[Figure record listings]
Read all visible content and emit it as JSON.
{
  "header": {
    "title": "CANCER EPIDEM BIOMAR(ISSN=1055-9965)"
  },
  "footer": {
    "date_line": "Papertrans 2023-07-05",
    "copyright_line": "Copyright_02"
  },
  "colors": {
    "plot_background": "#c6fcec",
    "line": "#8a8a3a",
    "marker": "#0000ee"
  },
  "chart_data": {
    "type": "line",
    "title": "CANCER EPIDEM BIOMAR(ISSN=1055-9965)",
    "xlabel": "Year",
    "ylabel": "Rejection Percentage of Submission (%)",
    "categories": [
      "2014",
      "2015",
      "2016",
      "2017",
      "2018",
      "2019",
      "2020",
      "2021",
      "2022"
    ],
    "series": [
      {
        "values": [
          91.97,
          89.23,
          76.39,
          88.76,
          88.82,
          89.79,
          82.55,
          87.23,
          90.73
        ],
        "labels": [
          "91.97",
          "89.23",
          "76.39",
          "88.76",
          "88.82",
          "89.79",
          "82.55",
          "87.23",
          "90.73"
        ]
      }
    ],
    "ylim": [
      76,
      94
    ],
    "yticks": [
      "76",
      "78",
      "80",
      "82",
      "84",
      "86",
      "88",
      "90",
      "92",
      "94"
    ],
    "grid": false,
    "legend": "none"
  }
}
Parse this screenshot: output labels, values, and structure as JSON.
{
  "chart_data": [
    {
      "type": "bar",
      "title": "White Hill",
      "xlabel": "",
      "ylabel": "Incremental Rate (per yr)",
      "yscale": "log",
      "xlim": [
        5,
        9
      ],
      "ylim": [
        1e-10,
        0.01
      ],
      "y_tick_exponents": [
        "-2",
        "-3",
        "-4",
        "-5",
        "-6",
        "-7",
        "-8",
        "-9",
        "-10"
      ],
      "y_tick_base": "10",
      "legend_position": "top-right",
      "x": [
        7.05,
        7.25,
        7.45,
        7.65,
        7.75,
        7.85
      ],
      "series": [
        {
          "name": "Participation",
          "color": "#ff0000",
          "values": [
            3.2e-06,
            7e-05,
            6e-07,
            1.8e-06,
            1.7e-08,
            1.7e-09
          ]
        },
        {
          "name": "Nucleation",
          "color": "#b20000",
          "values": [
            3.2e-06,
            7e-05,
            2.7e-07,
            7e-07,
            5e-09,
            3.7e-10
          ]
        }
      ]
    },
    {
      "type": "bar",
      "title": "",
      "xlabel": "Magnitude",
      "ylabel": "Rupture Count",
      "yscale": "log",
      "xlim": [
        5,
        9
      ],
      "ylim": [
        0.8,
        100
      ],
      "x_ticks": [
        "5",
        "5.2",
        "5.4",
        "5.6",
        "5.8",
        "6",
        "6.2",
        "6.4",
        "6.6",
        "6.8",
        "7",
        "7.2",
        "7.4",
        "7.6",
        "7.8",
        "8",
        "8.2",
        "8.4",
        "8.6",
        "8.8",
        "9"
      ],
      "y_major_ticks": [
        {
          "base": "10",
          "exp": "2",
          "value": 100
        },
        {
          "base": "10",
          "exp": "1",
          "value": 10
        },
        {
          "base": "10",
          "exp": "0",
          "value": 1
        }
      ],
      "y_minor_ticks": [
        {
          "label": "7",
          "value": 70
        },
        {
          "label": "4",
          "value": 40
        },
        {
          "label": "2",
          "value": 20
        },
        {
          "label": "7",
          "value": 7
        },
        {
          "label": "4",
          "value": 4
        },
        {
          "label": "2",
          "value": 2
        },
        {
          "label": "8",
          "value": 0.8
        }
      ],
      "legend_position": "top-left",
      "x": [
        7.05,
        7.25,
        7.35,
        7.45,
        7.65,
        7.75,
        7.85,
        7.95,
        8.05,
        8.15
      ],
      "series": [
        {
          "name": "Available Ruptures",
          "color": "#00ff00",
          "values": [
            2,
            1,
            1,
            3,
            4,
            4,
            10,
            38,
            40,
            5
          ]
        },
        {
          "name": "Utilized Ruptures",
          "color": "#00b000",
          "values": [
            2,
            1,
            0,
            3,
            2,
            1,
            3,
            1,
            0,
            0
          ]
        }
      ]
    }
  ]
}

-- Aim --
Show every line above in which the word "xlabel" occurs.

-- Output of the exercise --
    "xlabel": "Year",
      "xlabel": "",
      "xlabel": "Magnitude",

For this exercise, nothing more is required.